Written problem: Convert the records below into a JSON list of strings, with each line as its own string and blank lines left out.

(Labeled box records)
######
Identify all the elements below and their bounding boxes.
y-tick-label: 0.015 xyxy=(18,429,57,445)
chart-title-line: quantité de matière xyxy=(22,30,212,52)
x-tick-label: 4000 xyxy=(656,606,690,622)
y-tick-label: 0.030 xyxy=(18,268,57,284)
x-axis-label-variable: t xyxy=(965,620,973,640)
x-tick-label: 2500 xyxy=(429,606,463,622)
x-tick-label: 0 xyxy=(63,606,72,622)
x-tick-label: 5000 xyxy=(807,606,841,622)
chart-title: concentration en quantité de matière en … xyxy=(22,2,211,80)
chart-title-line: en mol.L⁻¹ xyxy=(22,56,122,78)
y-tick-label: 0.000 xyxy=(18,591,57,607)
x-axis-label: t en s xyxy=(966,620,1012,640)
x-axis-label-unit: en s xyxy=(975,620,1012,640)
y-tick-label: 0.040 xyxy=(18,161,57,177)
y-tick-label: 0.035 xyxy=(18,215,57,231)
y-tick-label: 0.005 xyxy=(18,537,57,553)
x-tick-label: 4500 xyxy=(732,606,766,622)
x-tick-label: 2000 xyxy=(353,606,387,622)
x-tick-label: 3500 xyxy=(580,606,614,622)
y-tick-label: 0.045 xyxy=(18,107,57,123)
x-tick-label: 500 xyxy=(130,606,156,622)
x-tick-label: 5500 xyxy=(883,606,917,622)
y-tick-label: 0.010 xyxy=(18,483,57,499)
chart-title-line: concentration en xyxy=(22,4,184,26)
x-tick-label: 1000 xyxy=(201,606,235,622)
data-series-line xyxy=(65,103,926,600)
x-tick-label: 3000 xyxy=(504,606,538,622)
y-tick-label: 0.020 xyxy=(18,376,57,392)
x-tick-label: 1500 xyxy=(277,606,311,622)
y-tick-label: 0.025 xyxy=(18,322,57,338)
######
Exercise solution:
[
  "Identify all the elements below and their bounding boxes.",
  "y-tick-label: 0.015 xyxy=(18,429,57,445)",
  "chart-title-line: quantité de matière xyxy=(22,30,212,52)",
  "x-tick-label: 4000 xyxy=(656,606,690,622)",
  "y-tick-label: 0.030 xyxy=(18,268,57,284)",
  "x-axis-label-variable: t xyxy=(965,620,973,640)",
  "x-tick-label: 2500 xyxy=(429,606,463,622)",
  "x-tick-label: 0 xyxy=(63,606,72,622)",
  "x-tick-label: 5000 xyxy=(807,606,841,622)",
  "chart-title: concentration en quantité de matière en … xyxy=(22,2,211,80)",
  "chart-title-line: en mol.L⁻¹ xyxy=(22,56,122,78)",
  "y-tick-label: 0.000 xyxy=(18,591,57,607)",
  "x-axis-label: t en s xyxy=(966,620,1012,640)",
  "x-axis-label-unit: en s xyxy=(975,620,1012,640)",
  "y-tick-label: 0.040 xyxy=(18,161,57,177)",
  "y-tick-label: 0.035 xyxy=(18,215,57,231)",
  "y-tick-label: 0.005 xyxy=(18,537,57,553)",
  "x-tick-label: 4500 xyxy=(732,606,766,622)",
  "x-tick-label: 2000 xyxy=(353,606,387,622)",
  "x-tick-label: 3500 xyxy=(580,606,614,622)",
  "y-tick-label: 0.045 xyxy=(18,107,57,123)",
  "x-tick-label: 500 xyxy=(130,606,156,622)",
  "x-tick-label: 5500 xyxy=(883,606,917,622)",
  "y-tick-label: 0.010 xyxy=(18,483,57,499)",
  "chart-title-line: concentration en xyxy=(22,4,184,26)",
  "x-tick-label: 1000 xyxy=(201,606,235,622)",
  "data-series-line xyxy=(65,103,926,600)",
  "x-tick-label: 3000 xyxy=(504,606,538,622)",
  "y-tick-label: 0.020 xyxy=(18,376,57,392)",
  "x-tick-label: 1500 xyxy=(277,606,311,622)",
  "y-tick-label: 0.025 xyxy=(18,322,57,338)"
]